Job: Every entry that follows needs to be repeated exactly.

-- Begin Records to process --

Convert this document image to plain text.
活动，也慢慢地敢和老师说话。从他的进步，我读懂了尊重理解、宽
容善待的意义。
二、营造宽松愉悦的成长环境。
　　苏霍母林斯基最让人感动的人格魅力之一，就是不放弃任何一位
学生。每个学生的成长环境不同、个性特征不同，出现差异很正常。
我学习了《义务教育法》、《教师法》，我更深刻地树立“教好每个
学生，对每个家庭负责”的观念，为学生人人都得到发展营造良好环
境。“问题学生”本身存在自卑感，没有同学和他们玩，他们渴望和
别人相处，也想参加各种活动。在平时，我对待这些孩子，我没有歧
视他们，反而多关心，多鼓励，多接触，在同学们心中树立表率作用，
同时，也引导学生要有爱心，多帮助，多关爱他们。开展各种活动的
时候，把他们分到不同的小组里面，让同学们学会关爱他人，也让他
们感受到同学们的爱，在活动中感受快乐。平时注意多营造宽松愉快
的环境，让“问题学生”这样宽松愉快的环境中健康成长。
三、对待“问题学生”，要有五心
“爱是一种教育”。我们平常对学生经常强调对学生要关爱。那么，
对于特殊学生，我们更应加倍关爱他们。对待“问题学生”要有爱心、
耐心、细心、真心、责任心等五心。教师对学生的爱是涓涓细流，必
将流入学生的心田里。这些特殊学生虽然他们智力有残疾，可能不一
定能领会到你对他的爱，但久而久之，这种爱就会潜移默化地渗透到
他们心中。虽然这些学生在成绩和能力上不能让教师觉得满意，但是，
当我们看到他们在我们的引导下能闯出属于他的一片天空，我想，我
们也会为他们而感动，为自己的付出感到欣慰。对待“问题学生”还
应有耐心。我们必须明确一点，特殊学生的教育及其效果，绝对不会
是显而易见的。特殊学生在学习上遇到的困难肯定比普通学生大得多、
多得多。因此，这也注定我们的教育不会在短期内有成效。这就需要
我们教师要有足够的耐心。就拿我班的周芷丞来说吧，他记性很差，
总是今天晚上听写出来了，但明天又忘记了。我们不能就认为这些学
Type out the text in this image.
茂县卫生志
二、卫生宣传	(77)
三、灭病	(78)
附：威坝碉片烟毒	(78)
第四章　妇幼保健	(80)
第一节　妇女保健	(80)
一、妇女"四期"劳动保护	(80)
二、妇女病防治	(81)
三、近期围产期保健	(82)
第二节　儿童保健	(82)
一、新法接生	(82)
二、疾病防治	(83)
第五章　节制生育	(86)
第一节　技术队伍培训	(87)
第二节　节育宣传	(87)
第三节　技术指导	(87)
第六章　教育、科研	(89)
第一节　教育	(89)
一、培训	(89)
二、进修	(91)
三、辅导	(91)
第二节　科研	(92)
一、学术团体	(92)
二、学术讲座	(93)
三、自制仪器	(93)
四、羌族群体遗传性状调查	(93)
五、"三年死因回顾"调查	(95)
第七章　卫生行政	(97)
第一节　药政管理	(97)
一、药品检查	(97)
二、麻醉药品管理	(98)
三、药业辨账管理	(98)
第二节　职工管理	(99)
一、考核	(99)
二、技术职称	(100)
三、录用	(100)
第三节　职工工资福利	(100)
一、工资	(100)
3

-- End Records to process --

Correct answer:
Convert this document image to plain text.
活动，也慢慢地敢和老师说话。从他的进步，我读懂了尊重理解、宽
容善待的意义。
二、营造宽松愉悦的成长环境。
　　苏霍母林斯基最让人感动的人格魅力之一，就是不放弃任何一位
学生。每个学生的成长环境不同、个性特征不同，出现差异很正常。
我学习了《义务教育法》、《教师法》，我更深刻地树立“教好每个
学生，对每个家庭负责”的观念，为学生人人都得到发展营造良好环
境。“问题学生”本身存在自卑感，没有同学和他们玩，他们渴望和
别人相处，也想参加各种活动。在平时，我对待这些孩子，我没有歧
视他们，反而多关心，多鼓励，多接触，在同学们心中树立表率作用，
同时，也引导学生要有爱心，多帮助，多关爱他们。开展各种活动的
时候，把他们分到不同的小组里面，让同学们学会关爱他人，也让他
们感受到同学们的爱，在活动中感受快乐。平时注意多营造宽松愉快
的环境，让“问题学生”这样宽松愉快的环境中健康成长。
三、对待“问题学生”，要有五心
“爱是一种教育”。我们平常对学生经常强调对学生要关爱。那么，
对于特殊学生，我们更应加倍关爱他们。对待“问题学生”要有爱心、
耐心、细心、真心、责任心等五心。教师对学生的爱是涓涓细流，必
将流入学生的心田里。这些特殊学生虽然他们智力有残疾，可能不一
定能领会到你对他的爱，但久而久之，这种爱就会潜移默化地渗透到
他们心中。虽然这些学生在成绩和能力上不能让教师觉得满意，但是，
当我们看到他们在我们的引导下能闯出属于他的一片天空，我想，我
们也会为他们而感动，为自己的付出感到欣慰。对待“问题学生”还
应有耐心。我们必须明确一点，特殊学生的教育及其效果，绝对不会
是显而易见的。特殊学生在学习上遇到的困难肯定比普通学生大得多、
多得多。因此，这也注定我们的教育不会在短期内有成效。这就需要
我们教师要有足够的耐心。就拿我班的周芷丞来说吧，他记性很差，
总是今天晚上听写出来了，但明天又忘记了。我们不能就认为这些学
Type out the text in this image.
茂县卫生志
二、卫生宣传	(77)
三、灭病	(78)
附：威坝碉片烟毒	(78)
第四章　妇幼保健	(80)
第一节　妇女保健	(80)
一、妇女"四期"劳动保护	(80)
二、妇女病防治	(81)
三、近期围产期保健	(82)
第二节　儿童保健	(82)
一、新法接生	(82)
二、疾病防治	(83)
第五章　节制生育	(86)
第一节　技术队伍培训	(87)
第二节　节育宣传	(87)
第三节　技术指导	(87)
第六章　教育、科研	(89)
第一节　教育	(89)
一、培训	(89)
二、进修	(91)
三、辅导	(91)
第二节　科研	(92)
一、学术团体	(92)
二、学术讲座	(93)
三、自制仪器	(93)
四、羌族群体遗传性状调查	(93)
五、"三年死因回顾"调查	(95)
第七章　卫生行政	(97)
第一节　药政管理	(97)
一、药品检查	(97)
二、麻醉药品管理	(98)
三、药业辨账管理	(98)
第二节　职工管理	(99)
一、考核	(99)
二、技术职称	(100)
三、录用	(100)
第三节　职工工资福利	(100)
一、工资	(100)
3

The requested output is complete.